(SHORT TASK): Pictures do not belong in the copy, so please give every entry below again exactly.

(Collected data):
──────
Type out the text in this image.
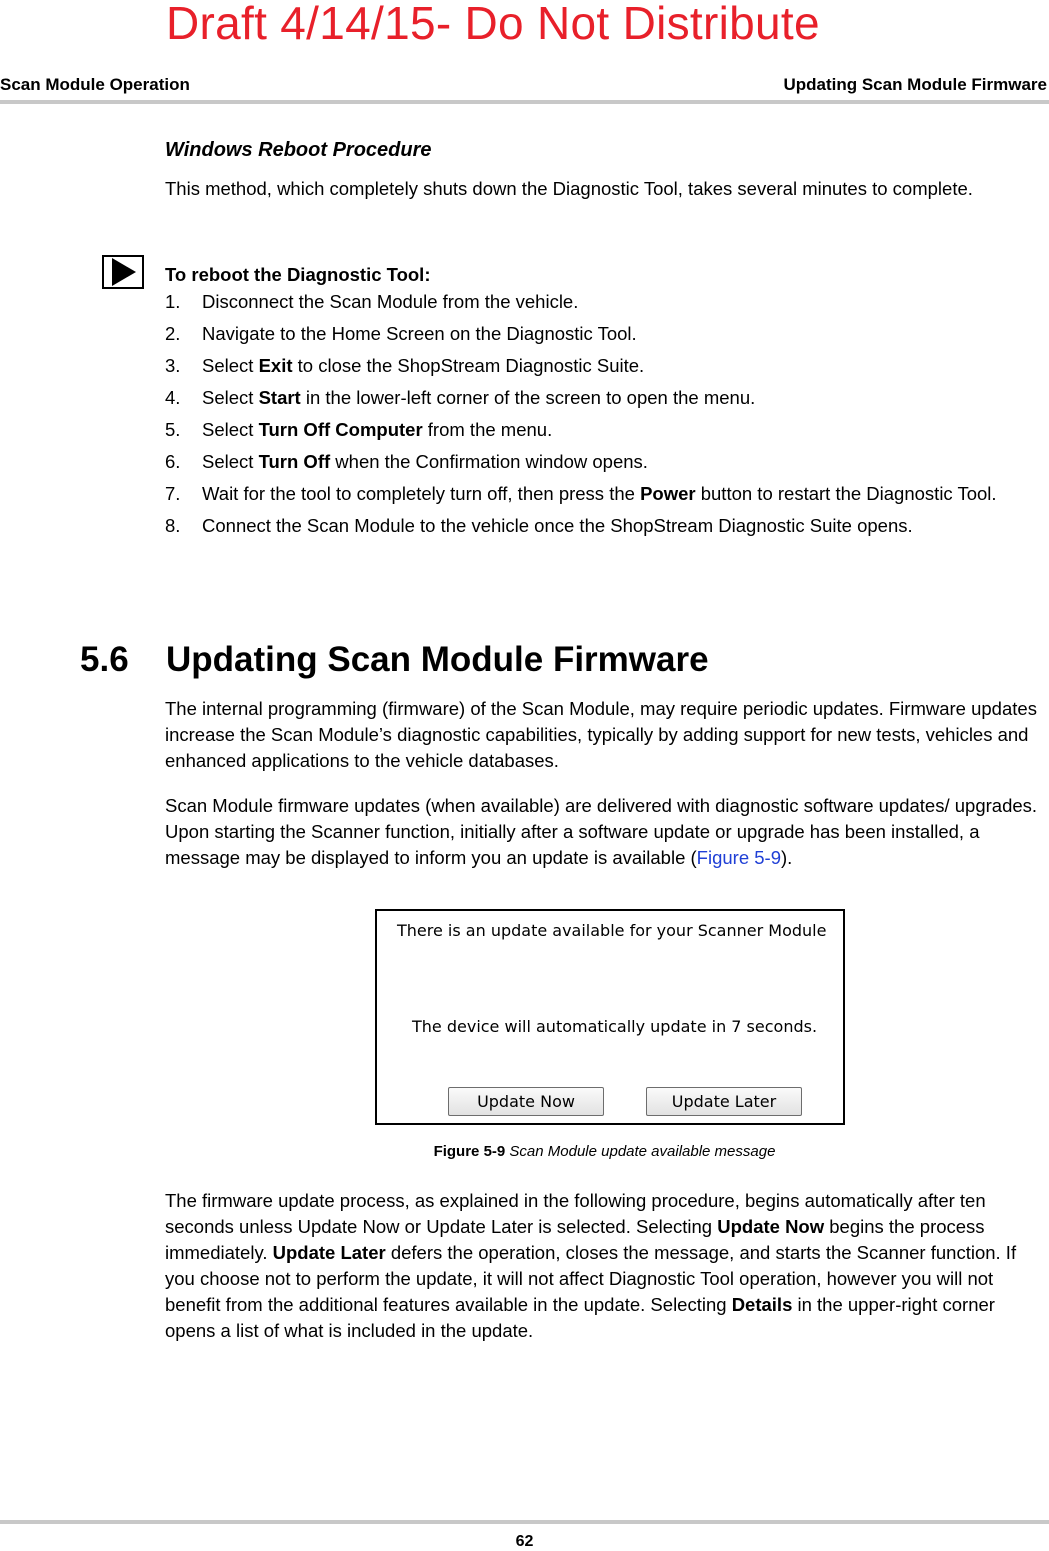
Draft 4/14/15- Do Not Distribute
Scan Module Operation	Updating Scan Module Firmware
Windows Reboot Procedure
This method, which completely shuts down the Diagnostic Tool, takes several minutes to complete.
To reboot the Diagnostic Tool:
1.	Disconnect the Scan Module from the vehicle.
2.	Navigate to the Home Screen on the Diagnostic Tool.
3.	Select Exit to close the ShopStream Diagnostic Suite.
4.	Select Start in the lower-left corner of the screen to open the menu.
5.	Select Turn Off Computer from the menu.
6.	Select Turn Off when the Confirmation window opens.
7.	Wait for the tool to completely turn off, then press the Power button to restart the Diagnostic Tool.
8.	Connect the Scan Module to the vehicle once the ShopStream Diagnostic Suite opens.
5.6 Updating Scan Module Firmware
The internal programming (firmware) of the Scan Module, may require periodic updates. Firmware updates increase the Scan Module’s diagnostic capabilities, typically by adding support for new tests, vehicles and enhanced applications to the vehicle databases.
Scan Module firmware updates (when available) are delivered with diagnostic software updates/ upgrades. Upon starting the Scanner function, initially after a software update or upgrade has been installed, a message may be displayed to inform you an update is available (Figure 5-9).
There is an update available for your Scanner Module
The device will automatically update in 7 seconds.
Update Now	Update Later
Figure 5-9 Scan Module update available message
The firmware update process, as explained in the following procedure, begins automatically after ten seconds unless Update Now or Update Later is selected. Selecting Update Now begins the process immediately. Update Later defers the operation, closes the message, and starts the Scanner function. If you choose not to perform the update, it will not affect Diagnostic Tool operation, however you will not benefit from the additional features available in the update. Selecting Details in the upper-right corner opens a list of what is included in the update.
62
──────
(TASK RESPONSE):
Type out the text in this image.
Draft 4/14/15- Do Not Distribute
Scan Module Operation	Updating Scan Module Firmware
Windows Reboot Procedure
This method, which completely shuts down the Diagnostic Tool, takes several minutes to complete.
To reboot the Diagnostic Tool:
1.	Disconnect the Scan Module from the vehicle.
2.	Navigate to the Home Screen on the Diagnostic Tool.
3.	Select Exit to close the ShopStream Diagnostic Suite.
4.	Select Start in the lower-left corner of the screen to open the menu.
5.	Select Turn Off Computer from the menu.
6.	Select Turn Off when the Confirmation window opens.
7.	Wait for the tool to completely turn off, then press the Power button to restart the Diagnostic Tool.
8.	Connect the Scan Module to the vehicle once the ShopStream Diagnostic Suite opens.
5.6 Updating Scan Module Firmware
The internal programming (firmware) of the Scan Module, may require periodic updates. Firmware updates increase the Scan Module’s diagnostic capabilities, typically by adding support for new tests, vehicles and enhanced applications to the vehicle databases.
Scan Module firmware updates (when available) are delivered with diagnostic software updates/ upgrades. Upon starting the Scanner function, initially after a software update or upgrade has been installed, a message may be displayed to inform you an update is available (Figure 5-9).
There is an update available for your Scanner Module
The device will automatically update in 7 seconds.
Update Now	Update Later
Figure 5-9 Scan Module update available message
The firmware update process, as explained in the following procedure, begins automatically after ten seconds unless Update Now or Update Later is selected. Selecting Update Now begins the process immediately. Update Later defers the operation, closes the message, and starts the Scanner function. If you choose not to perform the update, it will not affect Diagnostic Tool operation, however you will not benefit from the additional features available in the update. Selecting Details in the upper-right corner opens a list of what is included in the update.
62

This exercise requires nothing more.